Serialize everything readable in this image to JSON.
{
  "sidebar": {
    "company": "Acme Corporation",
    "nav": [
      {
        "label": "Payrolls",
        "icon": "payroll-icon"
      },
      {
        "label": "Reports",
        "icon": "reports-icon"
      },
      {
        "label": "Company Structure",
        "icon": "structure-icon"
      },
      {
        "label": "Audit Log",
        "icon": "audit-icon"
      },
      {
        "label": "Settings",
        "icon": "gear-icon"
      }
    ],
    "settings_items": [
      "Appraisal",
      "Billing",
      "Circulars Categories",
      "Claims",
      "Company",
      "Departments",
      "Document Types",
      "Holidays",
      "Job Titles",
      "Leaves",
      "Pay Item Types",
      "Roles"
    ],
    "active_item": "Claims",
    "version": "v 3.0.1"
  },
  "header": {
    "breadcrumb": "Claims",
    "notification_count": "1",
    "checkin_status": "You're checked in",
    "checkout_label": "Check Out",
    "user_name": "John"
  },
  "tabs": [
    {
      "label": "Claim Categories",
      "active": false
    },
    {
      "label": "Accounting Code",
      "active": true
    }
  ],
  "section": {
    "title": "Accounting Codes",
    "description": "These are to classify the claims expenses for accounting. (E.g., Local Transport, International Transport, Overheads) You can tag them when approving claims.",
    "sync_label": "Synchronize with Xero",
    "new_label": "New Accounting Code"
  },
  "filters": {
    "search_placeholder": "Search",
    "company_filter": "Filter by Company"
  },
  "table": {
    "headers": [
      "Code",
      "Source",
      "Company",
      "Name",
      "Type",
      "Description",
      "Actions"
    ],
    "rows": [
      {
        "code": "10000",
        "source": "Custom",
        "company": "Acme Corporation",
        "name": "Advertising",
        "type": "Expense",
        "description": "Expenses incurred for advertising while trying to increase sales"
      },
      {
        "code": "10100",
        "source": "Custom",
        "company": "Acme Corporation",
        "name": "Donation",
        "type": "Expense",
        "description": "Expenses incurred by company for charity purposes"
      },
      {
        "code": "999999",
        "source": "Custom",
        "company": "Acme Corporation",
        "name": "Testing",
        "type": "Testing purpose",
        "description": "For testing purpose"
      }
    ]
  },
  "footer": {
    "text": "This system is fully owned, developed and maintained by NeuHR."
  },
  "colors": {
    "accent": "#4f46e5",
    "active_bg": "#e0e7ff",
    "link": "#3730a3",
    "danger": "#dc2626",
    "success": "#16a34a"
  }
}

* **TASK GOAL**: Repeat the data above exactly.

* **OUTPUT FOR THIS EXERCISE**:
Serialize everything readable in this image to JSON.
{
  "sidebar": {
    "company": "Acme Corporation",
    "nav": [
      {
        "label": "Payrolls",
        "icon": "payroll-icon"
      },
      {
        "label": "Reports",
        "icon": "reports-icon"
      },
      {
        "label": "Company Structure",
        "icon": "structure-icon"
      },
      {
        "label": "Audit Log",
        "icon": "audit-icon"
      },
      {
        "label": "Settings",
        "icon": "gear-icon"
      }
    ],
    "settings_items": [
      "Appraisal",
      "Billing",
      "Circulars Categories",
      "Claims",
      "Company",
      "Departments",
      "Document Types",
      "Holidays",
      "Job Titles",
      "Leaves",
      "Pay Item Types",
      "Roles"
    ],
    "active_item": "Claims",
    "version": "v 3.0.1"
  },
  "header": {
    "breadcrumb": "Claims",
    "notification_count": "1",
    "checkin_status": "You're checked in",
    "checkout_label": "Check Out",
    "user_name": "John"
  },
  "tabs": [
    {
      "label": "Claim Categories",
      "active": false
    },
    {
      "label": "Accounting Code",
      "active": true
    }
  ],
  "section": {
    "title": "Accounting Codes",
    "description": "These are to classify the claims expenses for accounting. (E.g., Local Transport, International Transport, Overheads) You can tag them when approving claims.",
    "sync_label": "Synchronize with Xero",
    "new_label": "New Accounting Code"
  },
  "filters": {
    "search_placeholder": "Search",
    "company_filter": "Filter by Company"
  },
  "table": {
    "headers": [
      "Code",
      "Source",
      "Company",
      "Name",
      "Type",
      "Description",
      "Actions"
    ],
    "rows": [
      {
        "code": "10000",
        "source": "Custom",
        "company": "Acme Corporation",
        "name": "Advertising",
        "type": "Expense",
        "description": "Expenses incurred for advertising while trying to increase sales"
      },
      {
        "code": "10100",
        "source": "Custom",
        "company": "Acme Corporation",
        "name": "Donation",
        "type": "Expense",
        "description": "Expenses incurred by company for charity purposes"
      },
      {
        "code": "999999",
        "source": "Custom",
        "company": "Acme Corporation",
        "name": "Testing",
        "type": "Testing purpose",
        "description": "For testing purpose"
      }
    ]
  },
  "footer": {
    "text": "This system is fully owned, developed and maintained by NeuHR."
  },
  "colors": {
    "accent": "#4f46e5",
    "active_bg": "#e0e7ff",
    "link": "#3730a3",
    "danger": "#dc2626",
    "success": "#16a34a"
  }
}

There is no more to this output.